***** PROVIDED MATERIAL

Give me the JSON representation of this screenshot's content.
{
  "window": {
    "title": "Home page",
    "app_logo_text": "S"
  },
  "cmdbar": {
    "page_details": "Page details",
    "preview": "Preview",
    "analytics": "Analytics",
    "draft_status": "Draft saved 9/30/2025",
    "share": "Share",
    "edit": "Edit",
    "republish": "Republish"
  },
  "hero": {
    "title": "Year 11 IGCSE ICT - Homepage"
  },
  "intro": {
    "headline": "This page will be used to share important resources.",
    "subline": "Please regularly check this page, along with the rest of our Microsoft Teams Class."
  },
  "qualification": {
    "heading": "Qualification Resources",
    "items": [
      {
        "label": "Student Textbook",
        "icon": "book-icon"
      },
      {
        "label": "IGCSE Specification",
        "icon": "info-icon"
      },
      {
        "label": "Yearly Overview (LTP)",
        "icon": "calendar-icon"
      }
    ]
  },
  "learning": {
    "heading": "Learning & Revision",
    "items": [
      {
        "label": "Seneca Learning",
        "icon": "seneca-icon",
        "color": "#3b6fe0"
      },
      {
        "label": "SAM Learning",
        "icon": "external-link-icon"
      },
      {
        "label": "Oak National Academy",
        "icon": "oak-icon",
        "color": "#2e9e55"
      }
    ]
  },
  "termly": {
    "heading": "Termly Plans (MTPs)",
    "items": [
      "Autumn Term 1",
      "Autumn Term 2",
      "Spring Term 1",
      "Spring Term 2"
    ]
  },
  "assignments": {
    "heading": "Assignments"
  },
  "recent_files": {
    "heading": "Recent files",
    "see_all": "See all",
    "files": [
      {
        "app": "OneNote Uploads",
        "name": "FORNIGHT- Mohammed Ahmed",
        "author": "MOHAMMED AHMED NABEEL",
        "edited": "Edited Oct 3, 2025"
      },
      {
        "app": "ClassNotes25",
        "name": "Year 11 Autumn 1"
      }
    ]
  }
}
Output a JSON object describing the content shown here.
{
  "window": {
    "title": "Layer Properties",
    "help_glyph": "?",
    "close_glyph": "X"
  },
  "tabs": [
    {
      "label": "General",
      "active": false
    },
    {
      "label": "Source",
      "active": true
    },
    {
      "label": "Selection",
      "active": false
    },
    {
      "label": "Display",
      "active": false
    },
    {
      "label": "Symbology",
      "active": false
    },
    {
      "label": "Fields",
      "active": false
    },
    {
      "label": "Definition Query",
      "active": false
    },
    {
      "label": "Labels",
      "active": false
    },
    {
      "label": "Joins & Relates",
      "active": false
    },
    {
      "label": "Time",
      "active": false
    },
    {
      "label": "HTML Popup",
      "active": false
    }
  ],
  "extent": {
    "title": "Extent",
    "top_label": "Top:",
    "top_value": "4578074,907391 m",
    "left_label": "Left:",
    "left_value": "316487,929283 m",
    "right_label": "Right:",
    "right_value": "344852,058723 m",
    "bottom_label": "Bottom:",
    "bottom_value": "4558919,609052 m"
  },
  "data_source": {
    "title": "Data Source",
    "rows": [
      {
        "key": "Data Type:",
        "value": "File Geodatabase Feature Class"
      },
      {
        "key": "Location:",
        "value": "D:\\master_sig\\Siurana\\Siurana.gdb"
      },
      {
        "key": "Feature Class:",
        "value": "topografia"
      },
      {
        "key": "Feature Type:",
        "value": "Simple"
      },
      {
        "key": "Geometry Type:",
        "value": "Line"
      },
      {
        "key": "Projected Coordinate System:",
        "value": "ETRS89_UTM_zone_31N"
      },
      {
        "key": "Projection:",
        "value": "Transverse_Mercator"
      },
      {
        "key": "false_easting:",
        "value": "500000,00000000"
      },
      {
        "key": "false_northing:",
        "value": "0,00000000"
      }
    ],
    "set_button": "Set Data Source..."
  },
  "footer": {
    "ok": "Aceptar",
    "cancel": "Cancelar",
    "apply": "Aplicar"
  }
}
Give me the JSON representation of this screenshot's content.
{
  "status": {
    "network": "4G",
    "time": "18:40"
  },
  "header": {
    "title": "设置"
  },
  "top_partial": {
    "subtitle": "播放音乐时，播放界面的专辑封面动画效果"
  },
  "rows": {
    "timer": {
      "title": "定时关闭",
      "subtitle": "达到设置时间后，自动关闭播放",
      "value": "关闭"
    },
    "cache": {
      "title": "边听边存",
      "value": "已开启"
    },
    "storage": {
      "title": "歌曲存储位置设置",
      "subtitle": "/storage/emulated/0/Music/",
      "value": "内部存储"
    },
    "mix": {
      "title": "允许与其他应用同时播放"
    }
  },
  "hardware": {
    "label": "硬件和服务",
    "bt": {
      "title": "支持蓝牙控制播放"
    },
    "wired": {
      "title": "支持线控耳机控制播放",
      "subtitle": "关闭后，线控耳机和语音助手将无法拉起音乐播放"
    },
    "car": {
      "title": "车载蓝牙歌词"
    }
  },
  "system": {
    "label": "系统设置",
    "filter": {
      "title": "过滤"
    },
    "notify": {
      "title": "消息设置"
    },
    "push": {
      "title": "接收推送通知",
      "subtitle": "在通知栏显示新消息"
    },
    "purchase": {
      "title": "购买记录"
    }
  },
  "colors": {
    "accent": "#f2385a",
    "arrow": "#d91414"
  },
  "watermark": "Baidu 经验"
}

**********

## WORK TO DO
From the material above, copy each line that includes the word "subtitle".

## FINAL RESULT
    "subtitle": "播放音乐时，播放界面的专辑封面动画效果"
      "subtitle": "达到设置时间后，自动关闭播放",
      "subtitle": "/storage/emulated/0/Music/",
      "subtitle": "关闭后，线控耳机和语音助手将无法拉起音乐播放"
      "subtitle": "在通知栏显示新消息"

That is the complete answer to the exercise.